THE INPUT
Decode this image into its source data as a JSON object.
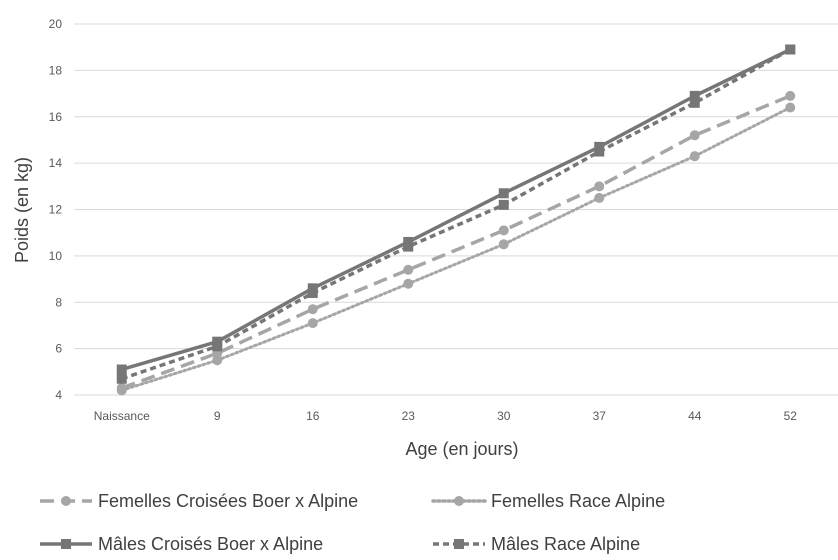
{
  "chart_data": {
    "type": "line",
    "xlabel": "Age (en jours)",
    "ylabel": "Poids (en kg)",
    "categories": [
      "Naissance",
      "9",
      "16",
      "23",
      "30",
      "37",
      "44",
      "52"
    ],
    "ylim": [
      4,
      20
    ],
    "yticks": [
      4,
      6,
      8,
      10,
      12,
      14,
      16,
      18,
      20
    ],
    "grid": true,
    "legend_position": "bottom",
    "series": [
      {
        "name": "Femelles Croisées Boer x Alpine",
        "values": [
          4.3,
          5.8,
          7.7,
          9.4,
          11.1,
          13.0,
          15.2,
          16.9
        ],
        "color": "#a6a6a6",
        "line_style": "long-dash",
        "marker": "circle"
      },
      {
        "name": "Femelles Race Alpine",
        "values": [
          4.2,
          5.5,
          7.1,
          8.8,
          10.5,
          12.5,
          14.3,
          16.4
        ],
        "color": "#a6a6a6",
        "line_style": "dotted",
        "marker": "circle"
      },
      {
        "name": "Mâles Croisés Boer x Alpine",
        "values": [
          5.1,
          6.3,
          8.6,
          10.6,
          12.7,
          14.7,
          16.9,
          18.9
        ],
        "color": "#767676",
        "line_style": "solid",
        "marker": "square"
      },
      {
        "name": "Mâles Race Alpine",
        "values": [
          4.7,
          6.1,
          8.4,
          10.4,
          12.2,
          14.5,
          16.6,
          18.9
        ],
        "color": "#767676",
        "line_style": "dashed",
        "marker": "square"
      }
    ]
  }
}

TASK STATEMENT
Except for the pictures, copy the material above exactly.

SOLUTION TO THE PROBLEM
Decode this image into its source data as a JSON object.
{
  "chart_data": {
    "type": "line",
    "xlabel": "Age (en jours)",
    "ylabel": "Poids (en kg)",
    "categories": [
      "Naissance",
      "9",
      "16",
      "23",
      "30",
      "37",
      "44",
      "52"
    ],
    "ylim": [
      4,
      20
    ],
    "yticks": [
      4,
      6,
      8,
      10,
      12,
      14,
      16,
      18,
      20
    ],
    "grid": true,
    "legend_position": "bottom",
    "series": [
      {
        "name": "Femelles Croisées Boer x Alpine",
        "values": [
          4.3,
          5.8,
          7.7,
          9.4,
          11.1,
          13.0,
          15.2,
          16.9
        ],
        "color": "#a6a6a6",
        "line_style": "long-dash",
        "marker": "circle"
      },
      {
        "name": "Femelles Race Alpine",
        "values": [
          4.2,
          5.5,
          7.1,
          8.8,
          10.5,
          12.5,
          14.3,
          16.4
        ],
        "color": "#a6a6a6",
        "line_style": "dotted",
        "marker": "circle"
      },
      {
        "name": "Mâles Croisés Boer x Alpine",
        "values": [
          5.1,
          6.3,
          8.6,
          10.6,
          12.7,
          14.7,
          16.9,
          18.9
        ],
        "color": "#767676",
        "line_style": "solid",
        "marker": "square"
      },
      {
        "name": "Mâles Race Alpine",
        "values": [
          4.7,
          6.1,
          8.4,
          10.4,
          12.2,
          14.5,
          16.6,
          18.9
        ],
        "color": "#767676",
        "line_style": "dashed",
        "marker": "square"
      }
    ]
  }
}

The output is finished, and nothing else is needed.